Exercise objective -> Work through the data line by line, gathering every line that has the word "header".

Source data
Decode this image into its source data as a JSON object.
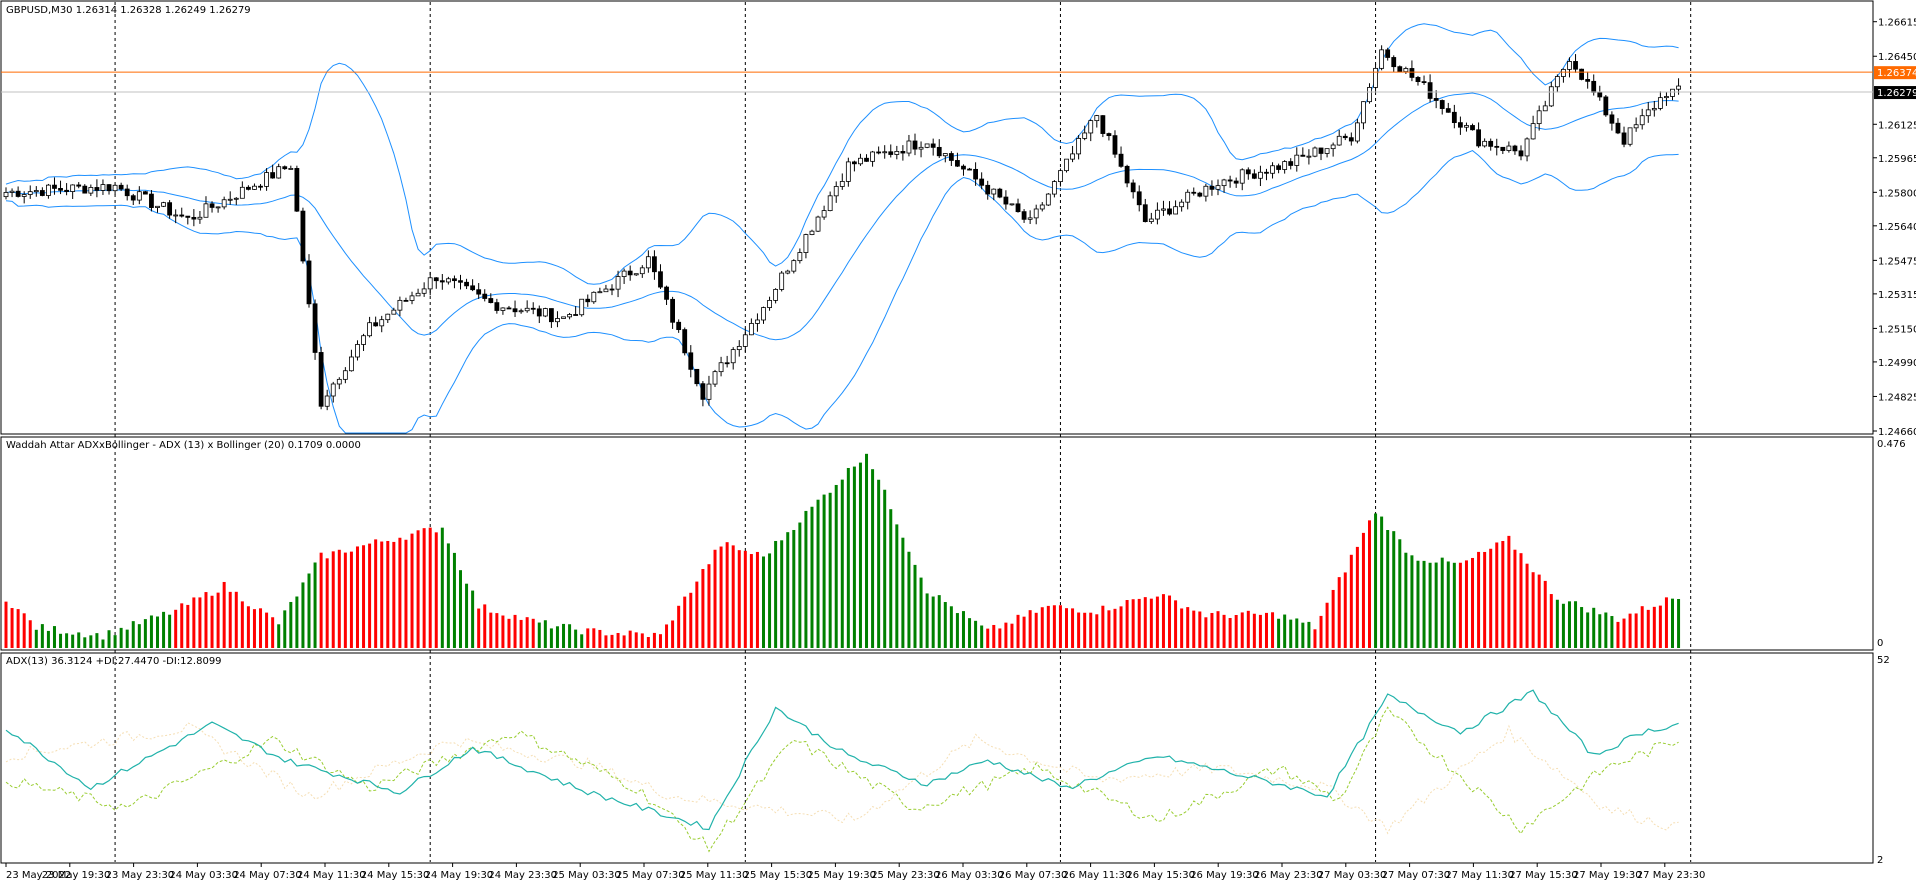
{
  "main": {
    "header": "GBPUSD,M30  1.26314 1.26328 1.26249 1.26279",
    "price_ticks": [
      "1.26615",
      "1.26450",
      "1.26125",
      "1.25965",
      "1.25800",
      "1.25640",
      "1.25475",
      "1.25315",
      "1.25150",
      "1.24990",
      "1.24825",
      "1.24660"
    ],
    "price_range": [
      1.2466,
      1.2669
    ],
    "ask_line": {
      "value": 1.26374,
      "label": "1.26374",
      "color": "#ff6a00"
    },
    "bid_line": {
      "value": 1.26279,
      "label": "1.26279",
      "color": "#000000"
    }
  },
  "wae": {
    "header": "Waddah Attar ADXxBollinger - ADX (13) x Bollinger (20) 0.1709 0.0000",
    "max_label": "0.476",
    "zero_label": "0",
    "max": 0.476
  },
  "adx": {
    "header": "ADX(13) 36.3124 +DI:27.4470 -DI:12.8099",
    "top_label": "52",
    "bottom_label": "2",
    "range": [
      2,
      52
    ]
  },
  "time_axis": [
    "23 May 2022",
    "23 May 19:30",
    "23 May 23:30",
    "24 May 03:30",
    "24 May 07:30",
    "24 May 11:30",
    "24 May 15:30",
    "24 May 19:30",
    "24 May 23:30",
    "25 May 03:30",
    "25 May 07:30",
    "25 May 11:30",
    "25 May 15:30",
    "25 May 19:30",
    "25 May 23:30",
    "26 May 03:30",
    "26 May 07:30",
    "26 May 11:30",
    "26 May 15:30",
    "26 May 19:30",
    "26 May 23:30",
    "27 May 03:30",
    "27 May 07:30",
    "27 May 11:30",
    "27 May 15:30",
    "27 May 19:30",
    "27 May 23:30"
  ],
  "colors": {
    "band": "#1e90ff",
    "candle_up": "#ffffff",
    "candle_down": "#000000",
    "wae_green": "#008000",
    "wae_red": "#ff0000",
    "adx_line": "#20b2aa",
    "plus_di": "#9acd32",
    "minus_di": "#f5deb3",
    "grid": "#000000"
  },
  "chart_data": {
    "type": "candlestick",
    "symbol": "GBPUSD",
    "timeframe": "M30",
    "key_points": [
      {
        "i": 0,
        "p": 1.258
      },
      {
        "i": 18,
        "p": 1.2583
      },
      {
        "i": 30,
        "p": 1.2567
      },
      {
        "i": 47,
        "p": 1.2593
      },
      {
        "i": 52,
        "p": 1.248
      },
      {
        "i": 60,
        "p": 1.2515
      },
      {
        "i": 71,
        "p": 1.254
      },
      {
        "i": 80,
        "p": 1.2527
      },
      {
        "i": 92,
        "p": 1.252
      },
      {
        "i": 106,
        "p": 1.2548
      },
      {
        "i": 115,
        "p": 1.2484
      },
      {
        "i": 126,
        "p": 1.253
      },
      {
        "i": 139,
        "p": 1.2593
      },
      {
        "i": 152,
        "p": 1.2605
      },
      {
        "i": 169,
        "p": 1.2565
      },
      {
        "i": 180,
        "p": 1.2617
      },
      {
        "i": 188,
        "p": 1.2566
      },
      {
        "i": 200,
        "p": 1.2585
      },
      {
        "i": 212,
        "p": 1.2594
      },
      {
        "i": 222,
        "p": 1.2607
      },
      {
        "i": 227,
        "p": 1.2648
      },
      {
        "i": 234,
        "p": 1.263
      },
      {
        "i": 243,
        "p": 1.2605
      },
      {
        "i": 250,
        "p": 1.2599
      },
      {
        "i": 258,
        "p": 1.2645
      },
      {
        "i": 267,
        "p": 1.2605
      },
      {
        "i": 274,
        "p": 1.2628
      }
    ],
    "wae_key_points": [
      {
        "i": 0,
        "v": 0.12,
        "c": "r"
      },
      {
        "i": 5,
        "v": 0.05,
        "c": "g"
      },
      {
        "i": 16,
        "v": 0.03,
        "c": "g"
      },
      {
        "i": 28,
        "v": 0.09,
        "c": "r"
      },
      {
        "i": 36,
        "v": 0.15,
        "c": "r"
      },
      {
        "i": 45,
        "v": 0.06,
        "c": "g"
      },
      {
        "i": 52,
        "v": 0.22,
        "c": "r"
      },
      {
        "i": 60,
        "v": 0.25,
        "c": "r"
      },
      {
        "i": 72,
        "v": 0.29,
        "c": "g"
      },
      {
        "i": 78,
        "v": 0.1,
        "c": "r"
      },
      {
        "i": 88,
        "v": 0.06,
        "c": "g"
      },
      {
        "i": 96,
        "v": 0.04,
        "c": "r"
      },
      {
        "i": 108,
        "v": 0.03,
        "c": "r"
      },
      {
        "i": 118,
        "v": 0.25,
        "c": "r"
      },
      {
        "i": 125,
        "v": 0.22,
        "c": "g"
      },
      {
        "i": 142,
        "v": 0.47,
        "c": "g"
      },
      {
        "i": 152,
        "v": 0.14,
        "c": "g"
      },
      {
        "i": 162,
        "v": 0.04,
        "c": "r"
      },
      {
        "i": 172,
        "v": 0.1,
        "c": "r"
      },
      {
        "i": 180,
        "v": 0.09,
        "c": "r"
      },
      {
        "i": 190,
        "v": 0.13,
        "c": "r"
      },
      {
        "i": 198,
        "v": 0.08,
        "c": "r"
      },
      {
        "i": 210,
        "v": 0.08,
        "c": "g"
      },
      {
        "i": 216,
        "v": 0.05,
        "c": "r"
      },
      {
        "i": 226,
        "v": 0.33,
        "c": "g"
      },
      {
        "i": 232,
        "v": 0.22,
        "c": "g"
      },
      {
        "i": 240,
        "v": 0.2,
        "c": "r"
      },
      {
        "i": 248,
        "v": 0.26,
        "c": "r"
      },
      {
        "i": 256,
        "v": 0.12,
        "c": "g"
      },
      {
        "i": 266,
        "v": 0.07,
        "c": "r"
      },
      {
        "i": 275,
        "v": 0.12,
        "c": "g"
      }
    ],
    "adx_key_points": [
      {
        "i": 0,
        "v": 35
      },
      {
        "i": 14,
        "v": 20
      },
      {
        "i": 34,
        "v": 36
      },
      {
        "i": 46,
        "v": 27
      },
      {
        "i": 65,
        "v": 19
      },
      {
        "i": 77,
        "v": 30
      },
      {
        "i": 96,
        "v": 19
      },
      {
        "i": 116,
        "v": 10
      },
      {
        "i": 127,
        "v": 40
      },
      {
        "i": 139,
        "v": 28
      },
      {
        "i": 152,
        "v": 21
      },
      {
        "i": 162,
        "v": 27
      },
      {
        "i": 175,
        "v": 20
      },
      {
        "i": 190,
        "v": 28
      },
      {
        "i": 210,
        "v": 21
      },
      {
        "i": 218,
        "v": 18
      },
      {
        "i": 228,
        "v": 43
      },
      {
        "i": 240,
        "v": 34
      },
      {
        "i": 252,
        "v": 44
      },
      {
        "i": 262,
        "v": 28
      },
      {
        "i": 270,
        "v": 34
      },
      {
        "i": 276,
        "v": 36
      }
    ],
    "plus_di_key_points": [
      {
        "i": 0,
        "v": 22
      },
      {
        "i": 20,
        "v": 15
      },
      {
        "i": 44,
        "v": 32
      },
      {
        "i": 60,
        "v": 20
      },
      {
        "i": 84,
        "v": 34
      },
      {
        "i": 104,
        "v": 20
      },
      {
        "i": 116,
        "v": 5
      },
      {
        "i": 130,
        "v": 32
      },
      {
        "i": 150,
        "v": 15
      },
      {
        "i": 170,
        "v": 25
      },
      {
        "i": 190,
        "v": 12
      },
      {
        "i": 210,
        "v": 25
      },
      {
        "i": 220,
        "v": 17
      },
      {
        "i": 228,
        "v": 39
      },
      {
        "i": 250,
        "v": 10
      },
      {
        "i": 264,
        "v": 25
      },
      {
        "i": 276,
        "v": 32
      }
    ],
    "minus_di_key_points": [
      {
        "i": 0,
        "v": 28
      },
      {
        "i": 30,
        "v": 35
      },
      {
        "i": 50,
        "v": 18
      },
      {
        "i": 74,
        "v": 32
      },
      {
        "i": 96,
        "v": 26
      },
      {
        "i": 110,
        "v": 18
      },
      {
        "i": 140,
        "v": 12
      },
      {
        "i": 160,
        "v": 32
      },
      {
        "i": 180,
        "v": 22
      },
      {
        "i": 200,
        "v": 25
      },
      {
        "i": 218,
        "v": 20
      },
      {
        "i": 228,
        "v": 10
      },
      {
        "i": 248,
        "v": 34
      },
      {
        "i": 264,
        "v": 15
      },
      {
        "i": 276,
        "v": 10
      }
    ]
  }
}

Response to this exercise ->
    "header": "GBPUSD,M30  1.26314 1.26328 1.26249 1.26279",
    "header": "Waddah Attar ADXxBollinger - ADX (13) x Bollinger (20) 0.1709 0.0000",
    "header": "ADX(13) 36.3124 +DI:27.4470 -DI:12.8099",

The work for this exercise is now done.